## Directive
Go over the entries below line by line, copying each one that contains the word "here".

## Provided data

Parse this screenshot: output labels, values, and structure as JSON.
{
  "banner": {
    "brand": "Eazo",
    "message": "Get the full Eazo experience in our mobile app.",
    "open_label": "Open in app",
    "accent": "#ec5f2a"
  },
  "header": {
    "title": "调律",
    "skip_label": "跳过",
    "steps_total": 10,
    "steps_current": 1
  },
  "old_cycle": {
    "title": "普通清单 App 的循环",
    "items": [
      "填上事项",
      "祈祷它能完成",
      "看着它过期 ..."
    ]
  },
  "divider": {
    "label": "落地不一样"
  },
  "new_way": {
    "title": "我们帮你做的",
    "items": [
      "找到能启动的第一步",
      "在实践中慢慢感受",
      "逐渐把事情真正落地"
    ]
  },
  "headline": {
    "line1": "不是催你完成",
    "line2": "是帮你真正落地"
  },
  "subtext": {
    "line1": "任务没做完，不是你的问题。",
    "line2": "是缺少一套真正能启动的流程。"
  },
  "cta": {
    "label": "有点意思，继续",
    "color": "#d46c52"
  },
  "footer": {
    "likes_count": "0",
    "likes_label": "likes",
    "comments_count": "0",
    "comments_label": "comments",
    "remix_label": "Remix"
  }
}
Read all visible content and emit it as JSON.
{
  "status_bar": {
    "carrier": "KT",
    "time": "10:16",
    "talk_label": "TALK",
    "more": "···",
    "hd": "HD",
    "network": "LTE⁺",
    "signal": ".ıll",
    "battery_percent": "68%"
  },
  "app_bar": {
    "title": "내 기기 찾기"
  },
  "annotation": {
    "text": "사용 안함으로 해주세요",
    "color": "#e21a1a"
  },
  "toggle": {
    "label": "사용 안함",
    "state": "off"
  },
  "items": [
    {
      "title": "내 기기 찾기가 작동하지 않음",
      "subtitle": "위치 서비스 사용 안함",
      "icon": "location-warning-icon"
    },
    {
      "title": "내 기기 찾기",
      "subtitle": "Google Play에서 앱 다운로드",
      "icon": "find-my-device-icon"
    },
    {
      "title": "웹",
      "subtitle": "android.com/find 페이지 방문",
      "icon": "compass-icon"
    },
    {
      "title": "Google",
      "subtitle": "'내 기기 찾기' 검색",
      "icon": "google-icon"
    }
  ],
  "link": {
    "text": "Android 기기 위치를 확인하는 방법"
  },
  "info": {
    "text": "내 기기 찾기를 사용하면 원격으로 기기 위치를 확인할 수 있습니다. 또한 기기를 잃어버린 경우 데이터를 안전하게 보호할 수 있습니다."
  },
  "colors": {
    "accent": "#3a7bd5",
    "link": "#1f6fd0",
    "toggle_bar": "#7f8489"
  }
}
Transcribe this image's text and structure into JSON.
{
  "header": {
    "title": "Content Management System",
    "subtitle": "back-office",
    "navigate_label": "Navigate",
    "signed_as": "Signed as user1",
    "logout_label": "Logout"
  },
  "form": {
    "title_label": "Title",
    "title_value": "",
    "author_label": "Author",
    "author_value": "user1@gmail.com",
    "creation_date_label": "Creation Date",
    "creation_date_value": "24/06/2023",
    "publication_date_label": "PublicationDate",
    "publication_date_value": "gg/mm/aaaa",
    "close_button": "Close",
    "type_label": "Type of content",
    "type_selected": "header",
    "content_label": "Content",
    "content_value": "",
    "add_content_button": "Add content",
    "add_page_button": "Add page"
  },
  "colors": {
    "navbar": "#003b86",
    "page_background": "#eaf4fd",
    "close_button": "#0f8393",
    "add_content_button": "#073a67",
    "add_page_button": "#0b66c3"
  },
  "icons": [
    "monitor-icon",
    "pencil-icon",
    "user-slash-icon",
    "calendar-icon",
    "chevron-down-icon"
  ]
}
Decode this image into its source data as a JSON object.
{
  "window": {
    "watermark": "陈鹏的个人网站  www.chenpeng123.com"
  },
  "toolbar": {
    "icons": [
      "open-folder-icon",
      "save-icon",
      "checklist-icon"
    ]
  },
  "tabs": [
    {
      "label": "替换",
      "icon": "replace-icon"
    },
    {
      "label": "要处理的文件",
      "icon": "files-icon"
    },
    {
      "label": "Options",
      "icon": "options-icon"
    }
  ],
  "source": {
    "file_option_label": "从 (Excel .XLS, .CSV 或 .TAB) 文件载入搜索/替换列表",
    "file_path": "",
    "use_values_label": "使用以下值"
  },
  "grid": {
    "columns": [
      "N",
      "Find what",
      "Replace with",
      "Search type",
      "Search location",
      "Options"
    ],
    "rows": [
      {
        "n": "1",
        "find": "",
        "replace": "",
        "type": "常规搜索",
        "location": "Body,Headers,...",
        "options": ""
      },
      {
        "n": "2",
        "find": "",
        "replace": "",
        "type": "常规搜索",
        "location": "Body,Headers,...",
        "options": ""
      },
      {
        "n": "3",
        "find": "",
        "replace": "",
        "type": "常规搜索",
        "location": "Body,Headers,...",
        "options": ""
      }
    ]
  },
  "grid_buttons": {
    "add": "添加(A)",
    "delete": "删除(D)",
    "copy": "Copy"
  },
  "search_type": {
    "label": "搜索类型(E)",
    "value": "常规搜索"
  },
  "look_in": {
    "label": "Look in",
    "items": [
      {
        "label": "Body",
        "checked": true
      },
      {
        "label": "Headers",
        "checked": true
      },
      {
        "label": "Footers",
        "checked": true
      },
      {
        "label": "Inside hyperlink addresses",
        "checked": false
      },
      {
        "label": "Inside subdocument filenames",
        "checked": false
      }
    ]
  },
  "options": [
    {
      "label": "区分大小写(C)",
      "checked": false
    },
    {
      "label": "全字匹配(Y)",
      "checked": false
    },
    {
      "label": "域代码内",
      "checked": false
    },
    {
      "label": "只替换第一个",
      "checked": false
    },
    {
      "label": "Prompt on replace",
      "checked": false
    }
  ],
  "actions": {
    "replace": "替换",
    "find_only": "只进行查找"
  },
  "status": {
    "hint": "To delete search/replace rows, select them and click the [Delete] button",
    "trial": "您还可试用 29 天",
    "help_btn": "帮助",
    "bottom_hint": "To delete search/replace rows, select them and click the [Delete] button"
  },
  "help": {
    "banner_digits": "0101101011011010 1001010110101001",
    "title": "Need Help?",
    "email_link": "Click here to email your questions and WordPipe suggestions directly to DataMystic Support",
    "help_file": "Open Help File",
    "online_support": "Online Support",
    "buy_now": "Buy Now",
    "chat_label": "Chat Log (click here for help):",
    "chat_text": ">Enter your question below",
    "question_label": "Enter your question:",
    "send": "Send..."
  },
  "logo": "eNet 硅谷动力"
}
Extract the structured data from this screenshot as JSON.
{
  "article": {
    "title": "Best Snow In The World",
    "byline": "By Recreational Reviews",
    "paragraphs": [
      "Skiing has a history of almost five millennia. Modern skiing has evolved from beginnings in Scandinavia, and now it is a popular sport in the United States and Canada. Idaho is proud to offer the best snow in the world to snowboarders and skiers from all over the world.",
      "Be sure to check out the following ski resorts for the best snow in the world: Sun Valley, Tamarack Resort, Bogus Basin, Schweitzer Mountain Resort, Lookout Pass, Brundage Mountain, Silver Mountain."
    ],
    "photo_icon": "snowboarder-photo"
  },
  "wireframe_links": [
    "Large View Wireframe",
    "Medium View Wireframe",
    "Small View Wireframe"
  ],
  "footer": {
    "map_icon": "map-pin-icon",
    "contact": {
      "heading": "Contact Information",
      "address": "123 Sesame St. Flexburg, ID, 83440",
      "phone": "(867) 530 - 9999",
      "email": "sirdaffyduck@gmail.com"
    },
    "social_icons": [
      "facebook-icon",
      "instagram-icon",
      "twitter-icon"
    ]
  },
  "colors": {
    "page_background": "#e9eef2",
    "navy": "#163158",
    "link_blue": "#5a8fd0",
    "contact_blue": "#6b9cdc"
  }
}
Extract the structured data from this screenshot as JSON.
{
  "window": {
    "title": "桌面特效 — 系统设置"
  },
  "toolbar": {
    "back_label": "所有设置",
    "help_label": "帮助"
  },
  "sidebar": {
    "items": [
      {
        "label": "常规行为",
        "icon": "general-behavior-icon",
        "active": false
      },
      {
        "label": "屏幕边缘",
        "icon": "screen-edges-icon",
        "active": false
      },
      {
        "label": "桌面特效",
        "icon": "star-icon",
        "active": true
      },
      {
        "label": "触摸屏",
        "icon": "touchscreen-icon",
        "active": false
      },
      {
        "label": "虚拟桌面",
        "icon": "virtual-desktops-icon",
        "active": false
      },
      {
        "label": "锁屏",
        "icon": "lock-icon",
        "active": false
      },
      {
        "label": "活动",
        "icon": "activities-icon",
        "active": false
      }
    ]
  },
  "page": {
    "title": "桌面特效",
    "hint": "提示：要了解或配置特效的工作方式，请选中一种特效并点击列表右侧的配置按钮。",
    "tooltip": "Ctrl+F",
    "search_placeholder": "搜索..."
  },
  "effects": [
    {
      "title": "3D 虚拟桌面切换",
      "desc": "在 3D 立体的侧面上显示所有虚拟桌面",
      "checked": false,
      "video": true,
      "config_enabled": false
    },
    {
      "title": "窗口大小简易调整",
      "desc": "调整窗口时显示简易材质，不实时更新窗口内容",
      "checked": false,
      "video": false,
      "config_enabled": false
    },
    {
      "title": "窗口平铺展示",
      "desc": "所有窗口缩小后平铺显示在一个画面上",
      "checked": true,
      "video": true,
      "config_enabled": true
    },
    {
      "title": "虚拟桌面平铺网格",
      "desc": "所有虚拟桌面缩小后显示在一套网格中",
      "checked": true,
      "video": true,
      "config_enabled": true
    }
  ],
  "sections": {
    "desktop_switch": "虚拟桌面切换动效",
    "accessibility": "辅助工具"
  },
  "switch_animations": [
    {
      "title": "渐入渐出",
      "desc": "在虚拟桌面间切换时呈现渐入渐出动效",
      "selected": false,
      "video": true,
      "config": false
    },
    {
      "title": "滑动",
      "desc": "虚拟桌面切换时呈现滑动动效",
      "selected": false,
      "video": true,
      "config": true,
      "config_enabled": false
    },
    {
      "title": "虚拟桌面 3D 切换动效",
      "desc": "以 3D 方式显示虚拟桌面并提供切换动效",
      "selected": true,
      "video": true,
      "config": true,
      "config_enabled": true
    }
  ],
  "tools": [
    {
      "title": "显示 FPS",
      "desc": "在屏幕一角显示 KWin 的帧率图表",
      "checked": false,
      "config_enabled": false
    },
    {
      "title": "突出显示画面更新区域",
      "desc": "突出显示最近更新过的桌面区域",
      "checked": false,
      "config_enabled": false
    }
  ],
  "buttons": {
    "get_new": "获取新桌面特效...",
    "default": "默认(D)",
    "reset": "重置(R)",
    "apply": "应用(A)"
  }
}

## The solution
    "email_link": "Click here to email your questions and WordPipe suggestions directly to DataMystic Support",
    "chat_label": "Chat Log (click here for help):",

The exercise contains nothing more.